**** Record excerpts ****

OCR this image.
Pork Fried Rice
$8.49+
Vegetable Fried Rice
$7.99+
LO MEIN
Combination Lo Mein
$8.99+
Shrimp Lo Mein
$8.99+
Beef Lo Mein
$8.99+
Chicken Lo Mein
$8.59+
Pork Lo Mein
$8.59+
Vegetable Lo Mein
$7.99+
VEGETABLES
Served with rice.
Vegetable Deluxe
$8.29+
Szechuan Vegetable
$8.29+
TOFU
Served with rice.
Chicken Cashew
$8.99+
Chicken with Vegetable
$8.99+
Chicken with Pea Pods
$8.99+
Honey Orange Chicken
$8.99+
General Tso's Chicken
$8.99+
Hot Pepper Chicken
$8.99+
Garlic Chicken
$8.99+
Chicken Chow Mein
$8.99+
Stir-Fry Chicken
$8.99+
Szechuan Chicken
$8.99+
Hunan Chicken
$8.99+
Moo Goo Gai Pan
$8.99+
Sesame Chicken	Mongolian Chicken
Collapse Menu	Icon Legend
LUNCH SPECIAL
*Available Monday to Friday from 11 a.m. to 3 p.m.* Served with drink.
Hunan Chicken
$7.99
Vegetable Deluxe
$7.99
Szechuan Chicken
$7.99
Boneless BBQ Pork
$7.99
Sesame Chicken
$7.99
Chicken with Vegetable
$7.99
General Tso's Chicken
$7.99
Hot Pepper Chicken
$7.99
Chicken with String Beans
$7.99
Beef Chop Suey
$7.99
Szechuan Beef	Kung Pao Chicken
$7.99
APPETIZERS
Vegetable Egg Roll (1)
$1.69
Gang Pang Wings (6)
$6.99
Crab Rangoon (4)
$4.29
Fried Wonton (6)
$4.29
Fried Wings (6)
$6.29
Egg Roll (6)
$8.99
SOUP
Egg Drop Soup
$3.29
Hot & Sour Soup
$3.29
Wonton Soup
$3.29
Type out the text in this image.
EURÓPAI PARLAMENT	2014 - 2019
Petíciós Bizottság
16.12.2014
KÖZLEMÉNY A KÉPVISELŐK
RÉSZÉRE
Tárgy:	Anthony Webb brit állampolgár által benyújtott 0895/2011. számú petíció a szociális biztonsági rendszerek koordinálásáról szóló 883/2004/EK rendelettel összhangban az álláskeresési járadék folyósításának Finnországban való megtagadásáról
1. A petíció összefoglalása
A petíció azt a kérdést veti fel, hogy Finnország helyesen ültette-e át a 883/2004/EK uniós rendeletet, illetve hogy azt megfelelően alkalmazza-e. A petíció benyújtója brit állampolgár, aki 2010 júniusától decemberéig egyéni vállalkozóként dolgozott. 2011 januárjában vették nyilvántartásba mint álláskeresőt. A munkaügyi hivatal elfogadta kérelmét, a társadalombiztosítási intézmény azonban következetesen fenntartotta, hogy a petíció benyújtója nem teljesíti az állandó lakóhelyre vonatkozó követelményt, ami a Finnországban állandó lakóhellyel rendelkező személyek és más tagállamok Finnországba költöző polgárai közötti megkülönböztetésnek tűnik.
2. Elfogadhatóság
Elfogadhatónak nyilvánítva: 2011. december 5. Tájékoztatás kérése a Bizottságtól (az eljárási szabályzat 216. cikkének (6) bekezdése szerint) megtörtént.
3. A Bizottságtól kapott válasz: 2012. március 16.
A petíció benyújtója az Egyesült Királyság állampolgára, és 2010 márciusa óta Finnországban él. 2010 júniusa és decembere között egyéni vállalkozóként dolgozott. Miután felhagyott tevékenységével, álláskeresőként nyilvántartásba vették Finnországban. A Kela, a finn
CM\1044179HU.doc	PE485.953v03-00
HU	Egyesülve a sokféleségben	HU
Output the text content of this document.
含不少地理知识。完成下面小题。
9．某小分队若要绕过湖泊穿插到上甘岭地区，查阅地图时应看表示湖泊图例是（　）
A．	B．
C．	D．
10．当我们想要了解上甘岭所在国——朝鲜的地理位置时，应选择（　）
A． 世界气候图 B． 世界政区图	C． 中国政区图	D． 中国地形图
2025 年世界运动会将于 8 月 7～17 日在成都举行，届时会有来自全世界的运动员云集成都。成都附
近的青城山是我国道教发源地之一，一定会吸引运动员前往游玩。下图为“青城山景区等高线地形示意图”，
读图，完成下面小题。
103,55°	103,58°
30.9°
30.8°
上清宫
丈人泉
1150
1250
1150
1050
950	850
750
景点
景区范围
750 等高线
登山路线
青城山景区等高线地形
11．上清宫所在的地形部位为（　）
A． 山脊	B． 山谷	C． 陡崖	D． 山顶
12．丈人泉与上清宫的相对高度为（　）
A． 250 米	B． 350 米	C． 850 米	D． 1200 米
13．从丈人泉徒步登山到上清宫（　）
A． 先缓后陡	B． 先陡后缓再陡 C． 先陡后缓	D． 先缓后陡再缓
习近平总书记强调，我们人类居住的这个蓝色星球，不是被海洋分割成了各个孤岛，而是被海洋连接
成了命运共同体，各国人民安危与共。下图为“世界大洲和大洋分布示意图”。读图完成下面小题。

****

◆ Prompt ◆
Retype all of the material above with every character intact.

◆ Solved problem ◆
OCR this image.
Pork Fried Rice
$8.49+
Vegetable Fried Rice
$7.99+
LO MEIN
Combination Lo Mein
$8.99+
Shrimp Lo Mein
$8.99+
Beef Lo Mein
$8.99+
Chicken Lo Mein
$8.59+
Pork Lo Mein
$8.59+
Vegetable Lo Mein
$7.99+
VEGETABLES
Served with rice.
Vegetable Deluxe
$8.29+
Szechuan Vegetable
$8.29+
TOFU
Served with rice.
Chicken Cashew
$8.99+
Chicken with Vegetable
$8.99+
Chicken with Pea Pods
$8.99+
Honey Orange Chicken
$8.99+
General Tso's Chicken
$8.99+
Hot Pepper Chicken
$8.99+
Garlic Chicken
$8.99+
Chicken Chow Mein
$8.99+
Stir-Fry Chicken
$8.99+
Szechuan Chicken
$8.99+
Hunan Chicken
$8.99+
Moo Goo Gai Pan
$8.99+
Sesame Chicken	Mongolian Chicken
Collapse Menu	Icon Legend
LUNCH SPECIAL
*Available Monday to Friday from 11 a.m. to 3 p.m.* Served with drink.
Hunan Chicken
$7.99
Vegetable Deluxe
$7.99
Szechuan Chicken
$7.99
Boneless BBQ Pork
$7.99
Sesame Chicken
$7.99
Chicken with Vegetable
$7.99
General Tso's Chicken
$7.99
Hot Pepper Chicken
$7.99
Chicken with String Beans
$7.99
Beef Chop Suey
$7.99
Szechuan Beef	Kung Pao Chicken
$7.99
APPETIZERS
Vegetable Egg Roll (1)
$1.69
Gang Pang Wings (6)
$6.99
Crab Rangoon (4)
$4.29
Fried Wonton (6)
$4.29
Fried Wings (6)
$6.29
Egg Roll (6)
$8.99
SOUP
Egg Drop Soup
$3.29
Hot & Sour Soup
$3.29
Wonton Soup
$3.29
Type out the text in this image.
EURÓPAI PARLAMENT	2014 - 2019
Petíciós Bizottság
16.12.2014
KÖZLEMÉNY A KÉPVISELŐK
RÉSZÉRE
Tárgy:	Anthony Webb brit állampolgár által benyújtott 0895/2011. számú petíció a szociális biztonsági rendszerek koordinálásáról szóló 883/2004/EK rendelettel összhangban az álláskeresési járadék folyósításának Finnországban való megtagadásáról
1. A petíció összefoglalása
A petíció azt a kérdést veti fel, hogy Finnország helyesen ültette-e át a 883/2004/EK uniós rendeletet, illetve hogy azt megfelelően alkalmazza-e. A petíció benyújtója brit állampolgár, aki 2010 júniusától decemberéig egyéni vállalkozóként dolgozott. 2011 januárjában vették nyilvántartásba mint álláskeresőt. A munkaügyi hivatal elfogadta kérelmét, a társadalombiztosítási intézmény azonban következetesen fenntartotta, hogy a petíció benyújtója nem teljesíti az állandó lakóhelyre vonatkozó követelményt, ami a Finnországban állandó lakóhellyel rendelkező személyek és más tagállamok Finnországba költöző polgárai közötti megkülönböztetésnek tűnik.
2. Elfogadhatóság
Elfogadhatónak nyilvánítva: 2011. december 5. Tájékoztatás kérése a Bizottságtól (az eljárási szabályzat 216. cikkének (6) bekezdése szerint) megtörtént.
3. A Bizottságtól kapott válasz: 2012. március 16.
A petíció benyújtója az Egyesült Királyság állampolgára, és 2010 márciusa óta Finnországban él. 2010 júniusa és decembere között egyéni vállalkozóként dolgozott. Miután felhagyott tevékenységével, álláskeresőként nyilvántartásba vették Finnországban. A Kela, a finn
CM\1044179HU.doc	PE485.953v03-00
HU	Egyesülve a sokféleségben	HU
Output the text content of this document.
含不少地理知识。完成下面小题。
9．某小分队若要绕过湖泊穿插到上甘岭地区，查阅地图时应看表示湖泊图例是（　）
A．	B．
C．	D．
10．当我们想要了解上甘岭所在国——朝鲜的地理位置时，应选择（　）
A． 世界气候图 B． 世界政区图	C． 中国政区图	D． 中国地形图
2025 年世界运动会将于 8 月 7～17 日在成都举行，届时会有来自全世界的运动员云集成都。成都附
近的青城山是我国道教发源地之一，一定会吸引运动员前往游玩。下图为“青城山景区等高线地形示意图”，
读图，完成下面小题。
103,55°	103,58°
30.9°
30.8°
上清宫
丈人泉
1150
1250
1150
1050
950	850
750
景点
景区范围
750 等高线
登山路线
青城山景区等高线地形
11．上清宫所在的地形部位为（　）
A． 山脊	B． 山谷	C． 陡崖	D． 山顶
12．丈人泉与上清宫的相对高度为（　）
A． 250 米	B． 350 米	C． 850 米	D． 1200 米
13．从丈人泉徒步登山到上清宫（　）
A． 先缓后陡	B． 先陡后缓再陡 C． 先陡后缓	D． 先缓后陡再缓
习近平总书记强调，我们人类居住的这个蓝色星球，不是被海洋分割成了各个孤岛，而是被海洋连接
成了命运共同体，各国人民安危与共。下图为“世界大洲和大洋分布示意图”。读图完成下面小题。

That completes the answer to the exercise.